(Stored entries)
···
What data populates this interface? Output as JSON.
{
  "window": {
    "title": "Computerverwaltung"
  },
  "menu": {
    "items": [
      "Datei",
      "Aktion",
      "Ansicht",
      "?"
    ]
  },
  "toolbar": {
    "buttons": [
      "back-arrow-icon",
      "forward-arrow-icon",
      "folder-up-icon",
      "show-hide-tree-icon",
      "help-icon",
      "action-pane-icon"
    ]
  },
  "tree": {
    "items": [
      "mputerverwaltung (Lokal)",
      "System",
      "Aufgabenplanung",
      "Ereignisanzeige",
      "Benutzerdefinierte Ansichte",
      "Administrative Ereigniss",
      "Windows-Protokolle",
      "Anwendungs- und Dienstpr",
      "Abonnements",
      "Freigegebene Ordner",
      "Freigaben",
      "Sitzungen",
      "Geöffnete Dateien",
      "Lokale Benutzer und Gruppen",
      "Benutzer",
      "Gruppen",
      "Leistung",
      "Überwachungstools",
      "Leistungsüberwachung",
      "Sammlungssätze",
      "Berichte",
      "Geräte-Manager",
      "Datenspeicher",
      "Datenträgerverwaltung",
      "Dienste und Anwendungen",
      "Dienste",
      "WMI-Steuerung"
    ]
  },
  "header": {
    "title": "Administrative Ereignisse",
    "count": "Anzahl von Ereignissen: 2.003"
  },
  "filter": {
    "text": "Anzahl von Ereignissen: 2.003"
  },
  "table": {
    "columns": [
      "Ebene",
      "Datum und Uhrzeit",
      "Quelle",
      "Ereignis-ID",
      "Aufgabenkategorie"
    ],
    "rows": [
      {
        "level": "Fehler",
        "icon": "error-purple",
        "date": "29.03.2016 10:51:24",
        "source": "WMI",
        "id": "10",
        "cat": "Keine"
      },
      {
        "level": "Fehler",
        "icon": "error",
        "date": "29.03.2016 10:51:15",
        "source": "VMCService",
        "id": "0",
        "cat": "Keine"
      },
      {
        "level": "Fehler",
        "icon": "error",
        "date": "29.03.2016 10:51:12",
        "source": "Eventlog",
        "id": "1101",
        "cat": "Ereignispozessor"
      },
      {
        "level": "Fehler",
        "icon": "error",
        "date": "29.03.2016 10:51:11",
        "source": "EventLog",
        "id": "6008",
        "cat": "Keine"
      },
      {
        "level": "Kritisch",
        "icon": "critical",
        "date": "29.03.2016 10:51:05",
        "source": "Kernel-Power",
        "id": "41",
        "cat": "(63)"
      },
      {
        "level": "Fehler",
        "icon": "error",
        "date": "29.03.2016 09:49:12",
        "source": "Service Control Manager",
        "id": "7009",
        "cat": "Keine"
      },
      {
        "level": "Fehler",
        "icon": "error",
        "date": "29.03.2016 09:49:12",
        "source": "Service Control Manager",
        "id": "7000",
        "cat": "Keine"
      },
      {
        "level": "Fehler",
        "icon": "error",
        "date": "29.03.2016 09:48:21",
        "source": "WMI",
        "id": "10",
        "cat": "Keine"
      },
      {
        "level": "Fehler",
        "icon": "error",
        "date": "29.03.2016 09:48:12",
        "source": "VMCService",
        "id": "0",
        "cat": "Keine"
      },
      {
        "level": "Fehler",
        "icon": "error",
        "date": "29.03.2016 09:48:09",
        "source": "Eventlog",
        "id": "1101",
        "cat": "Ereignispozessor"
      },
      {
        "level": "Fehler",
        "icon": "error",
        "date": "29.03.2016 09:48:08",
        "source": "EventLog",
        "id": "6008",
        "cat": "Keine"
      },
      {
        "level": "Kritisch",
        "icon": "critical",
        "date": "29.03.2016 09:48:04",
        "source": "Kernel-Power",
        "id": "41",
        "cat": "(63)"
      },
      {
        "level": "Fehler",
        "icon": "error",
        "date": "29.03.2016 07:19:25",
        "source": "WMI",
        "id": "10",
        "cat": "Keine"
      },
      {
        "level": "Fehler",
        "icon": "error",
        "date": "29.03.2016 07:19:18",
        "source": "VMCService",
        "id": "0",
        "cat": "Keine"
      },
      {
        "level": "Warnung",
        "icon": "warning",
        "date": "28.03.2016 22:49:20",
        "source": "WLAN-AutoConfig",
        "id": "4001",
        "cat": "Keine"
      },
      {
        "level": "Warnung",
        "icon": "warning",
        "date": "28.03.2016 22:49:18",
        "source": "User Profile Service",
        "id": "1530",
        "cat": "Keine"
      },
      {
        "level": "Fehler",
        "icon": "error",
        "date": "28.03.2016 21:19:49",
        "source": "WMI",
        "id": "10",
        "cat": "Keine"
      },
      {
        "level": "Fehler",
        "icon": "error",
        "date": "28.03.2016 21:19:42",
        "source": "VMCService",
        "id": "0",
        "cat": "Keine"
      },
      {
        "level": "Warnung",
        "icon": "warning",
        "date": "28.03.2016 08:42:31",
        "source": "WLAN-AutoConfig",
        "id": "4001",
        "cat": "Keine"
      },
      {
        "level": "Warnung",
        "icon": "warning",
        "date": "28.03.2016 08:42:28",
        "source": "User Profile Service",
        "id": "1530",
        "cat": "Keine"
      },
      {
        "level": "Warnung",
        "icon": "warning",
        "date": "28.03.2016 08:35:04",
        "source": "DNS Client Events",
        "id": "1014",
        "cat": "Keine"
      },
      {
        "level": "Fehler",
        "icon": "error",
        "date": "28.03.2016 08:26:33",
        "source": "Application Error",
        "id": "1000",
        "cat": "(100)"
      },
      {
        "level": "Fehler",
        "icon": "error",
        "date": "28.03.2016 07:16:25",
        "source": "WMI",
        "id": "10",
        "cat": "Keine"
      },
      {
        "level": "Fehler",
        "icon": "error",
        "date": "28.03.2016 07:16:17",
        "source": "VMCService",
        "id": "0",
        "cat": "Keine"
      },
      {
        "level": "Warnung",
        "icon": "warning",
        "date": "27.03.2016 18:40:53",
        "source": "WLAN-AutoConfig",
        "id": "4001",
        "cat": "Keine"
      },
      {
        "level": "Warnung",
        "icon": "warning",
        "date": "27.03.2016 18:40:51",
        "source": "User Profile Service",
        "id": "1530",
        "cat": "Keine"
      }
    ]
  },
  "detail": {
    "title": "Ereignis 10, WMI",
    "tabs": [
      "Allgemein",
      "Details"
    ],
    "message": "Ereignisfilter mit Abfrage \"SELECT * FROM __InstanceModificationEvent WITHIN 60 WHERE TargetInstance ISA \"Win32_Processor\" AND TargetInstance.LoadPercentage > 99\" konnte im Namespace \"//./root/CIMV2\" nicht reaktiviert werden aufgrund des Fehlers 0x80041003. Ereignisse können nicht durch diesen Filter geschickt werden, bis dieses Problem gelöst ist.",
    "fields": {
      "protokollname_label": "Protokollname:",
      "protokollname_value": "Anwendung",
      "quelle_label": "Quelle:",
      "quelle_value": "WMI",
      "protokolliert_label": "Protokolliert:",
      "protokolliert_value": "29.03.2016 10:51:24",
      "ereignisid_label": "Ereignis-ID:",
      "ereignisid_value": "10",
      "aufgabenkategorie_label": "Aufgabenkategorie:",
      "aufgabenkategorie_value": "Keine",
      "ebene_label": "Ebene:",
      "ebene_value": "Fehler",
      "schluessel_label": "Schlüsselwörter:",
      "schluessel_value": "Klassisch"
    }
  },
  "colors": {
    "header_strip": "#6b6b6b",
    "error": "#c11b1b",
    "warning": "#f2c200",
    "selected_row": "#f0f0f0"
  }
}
···
Return each line among the entries that holds the word "Ereignissen".

    "count": "Anzahl von Ereignissen: 2.003"
    "text": "Anzahl von Ereignissen: 2.003"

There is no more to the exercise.